• TASK GOAL: Under this task are some entries; return every one of them exactly.

****

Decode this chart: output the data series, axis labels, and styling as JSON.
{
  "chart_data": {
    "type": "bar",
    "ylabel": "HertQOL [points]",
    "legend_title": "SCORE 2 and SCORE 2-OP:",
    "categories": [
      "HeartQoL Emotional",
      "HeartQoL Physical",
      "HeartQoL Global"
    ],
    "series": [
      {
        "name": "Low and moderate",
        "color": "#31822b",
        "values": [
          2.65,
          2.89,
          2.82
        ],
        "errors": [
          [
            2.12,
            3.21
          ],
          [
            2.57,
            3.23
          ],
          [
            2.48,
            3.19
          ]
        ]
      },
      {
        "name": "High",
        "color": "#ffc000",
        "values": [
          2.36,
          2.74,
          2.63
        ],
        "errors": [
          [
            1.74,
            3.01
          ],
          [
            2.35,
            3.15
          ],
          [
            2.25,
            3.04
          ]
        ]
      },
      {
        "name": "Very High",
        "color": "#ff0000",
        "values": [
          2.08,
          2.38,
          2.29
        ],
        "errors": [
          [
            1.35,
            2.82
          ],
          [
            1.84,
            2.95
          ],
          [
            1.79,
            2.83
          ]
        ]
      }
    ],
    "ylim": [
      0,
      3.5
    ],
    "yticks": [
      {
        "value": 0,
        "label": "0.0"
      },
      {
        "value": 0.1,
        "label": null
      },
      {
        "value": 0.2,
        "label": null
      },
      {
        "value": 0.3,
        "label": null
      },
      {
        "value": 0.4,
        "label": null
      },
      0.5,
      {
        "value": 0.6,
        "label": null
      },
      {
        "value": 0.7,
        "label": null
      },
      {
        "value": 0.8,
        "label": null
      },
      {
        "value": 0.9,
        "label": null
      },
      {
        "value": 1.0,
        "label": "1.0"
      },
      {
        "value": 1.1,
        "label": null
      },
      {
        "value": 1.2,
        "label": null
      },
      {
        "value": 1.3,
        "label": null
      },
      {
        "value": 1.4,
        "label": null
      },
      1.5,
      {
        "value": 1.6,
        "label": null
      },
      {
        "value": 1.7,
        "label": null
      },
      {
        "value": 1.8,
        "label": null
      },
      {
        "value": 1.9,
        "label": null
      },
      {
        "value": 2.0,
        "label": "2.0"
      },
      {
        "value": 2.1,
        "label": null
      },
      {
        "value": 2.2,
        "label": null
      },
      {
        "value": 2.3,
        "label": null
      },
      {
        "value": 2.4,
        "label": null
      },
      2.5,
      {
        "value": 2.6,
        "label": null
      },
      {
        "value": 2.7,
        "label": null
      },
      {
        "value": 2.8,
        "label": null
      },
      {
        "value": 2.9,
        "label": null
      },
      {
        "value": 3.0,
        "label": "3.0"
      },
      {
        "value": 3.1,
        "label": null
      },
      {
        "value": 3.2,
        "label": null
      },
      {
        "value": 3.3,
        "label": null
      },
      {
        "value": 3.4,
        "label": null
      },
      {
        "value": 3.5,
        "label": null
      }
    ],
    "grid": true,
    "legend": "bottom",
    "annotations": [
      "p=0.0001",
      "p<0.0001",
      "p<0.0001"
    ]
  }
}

****

• WRITTEN ANSWER:
Decode this chart: output the data series, axis labels, and styling as JSON.
{
  "chart_data": {
    "type": "bar",
    "ylabel": "HertQOL [points]",
    "legend_title": "SCORE 2 and SCORE 2-OP:",
    "categories": [
      "HeartQoL Emotional",
      "HeartQoL Physical",
      "HeartQoL Global"
    ],
    "series": [
      {
        "name": "Low and moderate",
        "color": "#31822b",
        "values": [
          2.65,
          2.89,
          2.82
        ],
        "errors": [
          [
            2.12,
            3.21
          ],
          [
            2.57,
            3.23
          ],
          [
            2.48,
            3.19
          ]
        ]
      },
      {
        "name": "High",
        "color": "#ffc000",
        "values": [
          2.36,
          2.74,
          2.63
        ],
        "errors": [
          [
            1.74,
            3.01
          ],
          [
            2.35,
            3.15
          ],
          [
            2.25,
            3.04
          ]
        ]
      },
      {
        "name": "Very High",
        "color": "#ff0000",
        "values": [
          2.08,
          2.38,
          2.29
        ],
        "errors": [
          [
            1.35,
            2.82
          ],
          [
            1.84,
            2.95
          ],
          [
            1.79,
            2.83
          ]
        ]
      }
    ],
    "ylim": [
      0,
      3.5
    ],
    "yticks": [
      {
        "value": 0,
        "label": "0.0"
      },
      {
        "value": 0.1,
        "label": null
      },
      {
        "value": 0.2,
        "label": null
      },
      {
        "value": 0.3,
        "label": null
      },
      {
        "value": 0.4,
        "label": null
      },
      0.5,
      {
        "value": 0.6,
        "label": null
      },
      {
        "value": 0.7,
        "label": null
      },
      {
        "value": 0.8,
        "label": null
      },
      {
        "value": 0.9,
        "label": null
      },
      {
        "value": 1.0,
        "label": "1.0"
      },
      {
        "value": 1.1,
        "label": null
      },
      {
        "value": 1.2,
        "label": null
      },
      {
        "value": 1.3,
        "label": null
      },
      {
        "value": 1.4,
        "label": null
      },
      1.5,
      {
        "value": 1.6,
        "label": null
      },
      {
        "value": 1.7,
        "label": null
      },
      {
        "value": 1.8,
        "label": null
      },
      {
        "value": 1.9,
        "label": null
      },
      {
        "value": 2.0,
        "label": "2.0"
      },
      {
        "value": 2.1,
        "label": null
      },
      {
        "value": 2.2,
        "label": null
      },
      {
        "value": 2.3,
        "label": null
      },
      {
        "value": 2.4,
        "label": null
      },
      2.5,
      {
        "value": 2.6,
        "label": null
      },
      {
        "value": 2.7,
        "label": null
      },
      {
        "value": 2.8,
        "label": null
      },
      {
        "value": 2.9,
        "label": null
      },
      {
        "value": 3.0,
        "label": "3.0"
      },
      {
        "value": 3.1,
        "label": null
      },
      {
        "value": 3.2,
        "label": null
      },
      {
        "value": 3.3,
        "label": null
      },
      {
        "value": 3.4,
        "label": null
      },
      {
        "value": 3.5,
        "label": null
      }
    ],
    "grid": true,
    "legend": "bottom",
    "annotations": [
      "p=0.0001",
      "p<0.0001",
      "p<0.0001"
    ]
  }
}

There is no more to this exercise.